▶ **WHAT IS ASKED**
Could you write out the records below exactly as they appear?
-- START DATA EXCERPTS --
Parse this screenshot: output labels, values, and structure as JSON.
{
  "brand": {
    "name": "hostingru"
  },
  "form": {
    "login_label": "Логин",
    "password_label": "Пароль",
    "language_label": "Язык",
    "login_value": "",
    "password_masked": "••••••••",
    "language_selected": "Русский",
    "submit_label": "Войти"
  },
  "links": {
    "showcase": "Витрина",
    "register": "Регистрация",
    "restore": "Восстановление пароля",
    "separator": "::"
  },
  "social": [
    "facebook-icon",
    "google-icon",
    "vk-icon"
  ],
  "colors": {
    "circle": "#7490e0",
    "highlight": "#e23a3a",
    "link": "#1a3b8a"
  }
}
-- END DATA EXCERPTS --
▶ **OUTPUT OF THE EXERCISE**
Parse this screenshot: output labels, values, and structure as JSON.
{
  "brand": {
    "name": "hostingru"
  },
  "form": {
    "login_label": "Логин",
    "password_label": "Пароль",
    "language_label": "Язык",
    "login_value": "",
    "password_masked": "••••••••",
    "language_selected": "Русский",
    "submit_label": "Войти"
  },
  "links": {
    "showcase": "Витрина",
    "register": "Регистрация",
    "restore": "Восстановление пароля",
    "separator": "::"
  },
  "social": [
    "facebook-icon",
    "google-icon",
    "vk-icon"
  ],
  "colors": {
    "circle": "#7490e0",
    "highlight": "#e23a3a",
    "link": "#1a3b8a"
  }
}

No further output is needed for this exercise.